▶ **Problem description**
Please copy out the whole discussion of California's finances word for word, with nothing changed.

▶ **Excerpted passage**
----------
How is California simultaneously doing very well financially while also drowning in debt?

599 views

I keep hearing those two (seemingly opposite) statements in the news and don’t know what to make of it. Help me!

In: Economics

3 Answers

Anonymous 0 Comments

Because doing financially great and being in debt is two differents things. Even if the state is doing well, it they have a lot of governemental services and don’t raise enough taxes to pay for them all, they need to go in debt.

Now you need to understand that debt for governement have different implication. Debt for someone is an investment for someone else, the person that ask for interest. The riskier the investment (debt) the higher the interest rate and vice versa. You can’t really get less risky than a stable goverenement and so their interest are really low. At the same time, their economy usually grow at a decent rate, often higher than their interest rate. This mean that over time the debt become less and less important as the economy growth and the debt became a smaller percentage of the overall economy.

Being into debt is a smart thing to do for a country, but also for people in general. Most people are in debt for their car and their house, but that doesn’t mean that they are financially in trouble. Of course if you are too much in debt it can be a problem, debt is a tool that can help or hurt you depending on how you use it. But for goverenment it’s essentially free money. They don’t have to pay the debt off, just pay the interest. The governement had some money to pay their services without raising taxes (which is unpopular) and the holder of that debt get some low risk/low interest investment. If the holder don’t want it anymore, he can sell it to someone else and the country don’t need to pay it off. There is always some people that want to buy that debt, because such a low risk invetsment is rare. Remember, you can’t really get less riskier than a stable governement.
----------
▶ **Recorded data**

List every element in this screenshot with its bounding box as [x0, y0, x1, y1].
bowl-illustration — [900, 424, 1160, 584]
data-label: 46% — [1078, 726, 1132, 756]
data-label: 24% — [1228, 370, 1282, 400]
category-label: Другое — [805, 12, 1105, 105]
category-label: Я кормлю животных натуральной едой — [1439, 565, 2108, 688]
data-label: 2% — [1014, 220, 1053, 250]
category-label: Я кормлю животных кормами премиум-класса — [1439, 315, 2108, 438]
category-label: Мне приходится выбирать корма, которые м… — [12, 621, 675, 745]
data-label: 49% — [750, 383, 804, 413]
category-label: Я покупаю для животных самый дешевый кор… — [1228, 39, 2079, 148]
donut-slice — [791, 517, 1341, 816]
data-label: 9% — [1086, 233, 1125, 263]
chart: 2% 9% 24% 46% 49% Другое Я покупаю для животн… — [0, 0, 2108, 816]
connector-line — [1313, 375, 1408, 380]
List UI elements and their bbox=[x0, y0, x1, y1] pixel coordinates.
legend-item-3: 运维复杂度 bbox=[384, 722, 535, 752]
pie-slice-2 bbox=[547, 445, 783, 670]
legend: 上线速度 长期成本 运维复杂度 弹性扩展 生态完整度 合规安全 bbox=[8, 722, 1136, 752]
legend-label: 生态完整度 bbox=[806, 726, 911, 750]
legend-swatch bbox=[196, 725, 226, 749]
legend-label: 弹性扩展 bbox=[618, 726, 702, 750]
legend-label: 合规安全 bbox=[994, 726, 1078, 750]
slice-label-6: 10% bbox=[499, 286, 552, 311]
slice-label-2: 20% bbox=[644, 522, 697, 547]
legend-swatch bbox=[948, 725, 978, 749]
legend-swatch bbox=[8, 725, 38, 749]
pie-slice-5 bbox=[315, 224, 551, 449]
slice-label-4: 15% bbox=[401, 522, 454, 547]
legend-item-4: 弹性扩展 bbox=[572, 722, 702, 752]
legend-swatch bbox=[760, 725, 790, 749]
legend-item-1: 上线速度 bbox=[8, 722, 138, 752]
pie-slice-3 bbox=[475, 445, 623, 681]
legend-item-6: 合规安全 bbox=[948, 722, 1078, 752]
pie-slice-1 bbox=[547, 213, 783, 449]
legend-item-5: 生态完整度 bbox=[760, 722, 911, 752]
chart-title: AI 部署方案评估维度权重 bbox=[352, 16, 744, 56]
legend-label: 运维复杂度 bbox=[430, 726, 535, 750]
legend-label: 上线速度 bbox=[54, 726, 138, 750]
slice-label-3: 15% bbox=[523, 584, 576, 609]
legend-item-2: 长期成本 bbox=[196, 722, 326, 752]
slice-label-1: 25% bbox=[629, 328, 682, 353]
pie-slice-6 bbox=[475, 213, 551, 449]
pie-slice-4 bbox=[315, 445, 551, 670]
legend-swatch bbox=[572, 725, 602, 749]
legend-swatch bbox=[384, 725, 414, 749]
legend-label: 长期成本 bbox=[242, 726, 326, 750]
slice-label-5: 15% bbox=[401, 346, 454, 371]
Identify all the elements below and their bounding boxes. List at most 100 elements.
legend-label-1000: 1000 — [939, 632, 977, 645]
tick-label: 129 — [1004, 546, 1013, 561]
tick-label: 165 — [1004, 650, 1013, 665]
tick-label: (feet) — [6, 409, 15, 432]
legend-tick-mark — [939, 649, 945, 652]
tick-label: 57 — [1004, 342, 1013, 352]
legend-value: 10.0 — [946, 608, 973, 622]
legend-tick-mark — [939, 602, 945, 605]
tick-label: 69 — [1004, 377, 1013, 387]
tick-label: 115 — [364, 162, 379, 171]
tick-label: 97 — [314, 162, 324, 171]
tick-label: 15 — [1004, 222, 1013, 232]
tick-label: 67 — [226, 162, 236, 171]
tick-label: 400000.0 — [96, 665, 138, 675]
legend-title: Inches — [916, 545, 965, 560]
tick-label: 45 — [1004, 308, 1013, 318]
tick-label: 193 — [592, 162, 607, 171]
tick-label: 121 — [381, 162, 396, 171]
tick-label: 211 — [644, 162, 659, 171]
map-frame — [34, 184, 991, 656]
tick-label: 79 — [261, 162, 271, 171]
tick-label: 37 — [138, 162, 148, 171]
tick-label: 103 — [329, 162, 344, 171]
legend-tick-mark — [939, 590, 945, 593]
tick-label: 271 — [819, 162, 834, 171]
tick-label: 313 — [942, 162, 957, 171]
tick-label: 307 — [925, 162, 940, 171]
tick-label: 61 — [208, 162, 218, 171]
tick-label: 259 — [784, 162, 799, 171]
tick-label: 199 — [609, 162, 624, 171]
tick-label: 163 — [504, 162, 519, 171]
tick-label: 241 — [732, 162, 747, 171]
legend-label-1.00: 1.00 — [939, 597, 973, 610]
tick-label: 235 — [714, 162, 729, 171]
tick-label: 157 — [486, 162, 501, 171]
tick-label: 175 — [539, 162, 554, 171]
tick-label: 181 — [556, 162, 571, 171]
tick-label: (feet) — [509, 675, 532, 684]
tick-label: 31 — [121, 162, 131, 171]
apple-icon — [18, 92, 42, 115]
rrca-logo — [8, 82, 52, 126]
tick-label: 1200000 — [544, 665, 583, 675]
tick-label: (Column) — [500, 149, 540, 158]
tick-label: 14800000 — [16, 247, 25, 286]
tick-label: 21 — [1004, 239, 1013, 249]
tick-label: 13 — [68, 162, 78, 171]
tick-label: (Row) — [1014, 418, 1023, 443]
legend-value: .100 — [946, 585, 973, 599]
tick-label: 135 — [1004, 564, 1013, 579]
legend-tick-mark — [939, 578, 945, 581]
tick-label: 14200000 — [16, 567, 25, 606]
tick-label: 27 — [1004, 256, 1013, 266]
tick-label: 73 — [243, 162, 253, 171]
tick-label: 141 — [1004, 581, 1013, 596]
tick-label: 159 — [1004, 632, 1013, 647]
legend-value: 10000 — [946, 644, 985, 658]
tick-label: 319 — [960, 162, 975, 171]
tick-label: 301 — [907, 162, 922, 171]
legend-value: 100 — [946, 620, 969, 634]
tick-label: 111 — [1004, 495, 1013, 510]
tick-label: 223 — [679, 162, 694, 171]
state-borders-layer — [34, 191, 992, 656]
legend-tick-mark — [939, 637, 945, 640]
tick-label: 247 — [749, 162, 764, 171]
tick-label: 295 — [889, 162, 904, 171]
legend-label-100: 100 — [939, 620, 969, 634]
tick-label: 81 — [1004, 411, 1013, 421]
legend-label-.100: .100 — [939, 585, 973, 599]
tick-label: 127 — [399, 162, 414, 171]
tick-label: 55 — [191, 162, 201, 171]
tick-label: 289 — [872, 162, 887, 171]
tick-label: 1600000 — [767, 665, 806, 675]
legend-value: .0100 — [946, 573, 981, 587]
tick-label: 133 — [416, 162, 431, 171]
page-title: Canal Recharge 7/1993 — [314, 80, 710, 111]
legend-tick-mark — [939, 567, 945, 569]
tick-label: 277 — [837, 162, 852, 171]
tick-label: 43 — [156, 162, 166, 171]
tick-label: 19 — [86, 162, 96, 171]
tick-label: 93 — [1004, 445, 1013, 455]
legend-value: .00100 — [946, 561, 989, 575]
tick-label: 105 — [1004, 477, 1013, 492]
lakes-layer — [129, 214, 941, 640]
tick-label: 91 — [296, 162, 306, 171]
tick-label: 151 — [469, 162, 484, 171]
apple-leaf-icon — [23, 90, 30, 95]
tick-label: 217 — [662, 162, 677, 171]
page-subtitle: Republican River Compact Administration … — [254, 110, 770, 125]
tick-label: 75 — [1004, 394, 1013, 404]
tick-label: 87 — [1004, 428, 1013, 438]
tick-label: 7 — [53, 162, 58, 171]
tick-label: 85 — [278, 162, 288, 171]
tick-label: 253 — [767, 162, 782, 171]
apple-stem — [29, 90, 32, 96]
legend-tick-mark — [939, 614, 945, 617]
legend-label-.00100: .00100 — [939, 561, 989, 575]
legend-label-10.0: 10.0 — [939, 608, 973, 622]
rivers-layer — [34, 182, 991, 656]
----------
▶ **Answer**
How is California simultaneously doing very well financially while also drowning in debt?

599 views

I keep hearing those two (seemingly opposite) statements in the news and don’t know what to make of it. Help me!

In: Economics

3 Answers

Anonymous 0 Comments

Because doing financially great and being in debt is two differents things. Even if the state is doing well, it they have a lot of governemental services and don’t raise enough taxes to pay for them all, they need to go in debt.

Now you need to understand that debt for governement have different implication. Debt for someone is an investment for someone else, the person that ask for interest. The riskier the investment (debt) the higher the interest rate and vice versa. You can’t really get less risky than a stable goverenement and so their interest are really low. At the same time, their economy usually grow at a decent rate, often higher than their interest rate. This mean that over time the debt become less and less important as the economy growth and the debt became a smaller percentage of the overall economy.

Being into debt is a smart thing to do for a country, but also for people in general. Most people are in debt for their car and their house, but that doesn’t mean that they are financially in trouble. Of course if you are too much in debt it can be a problem, debt is a tool that can help or hurt you depending on how you use it. But for goverenment it’s essentially free money. They don’t have to pay the debt off, just pay the interest. The governement had some money to pay their services without raising taxes (which is unpopular) and the holder of that debt get some low risk/low interest investment. If the holder don’t want it anymore, he can sell it to someone else and the country don’t need to pay it off. There is always some people that want to buy that debt, because such a low risk invetsment is rare. Remember, you can’t really get less riskier than a stable governement.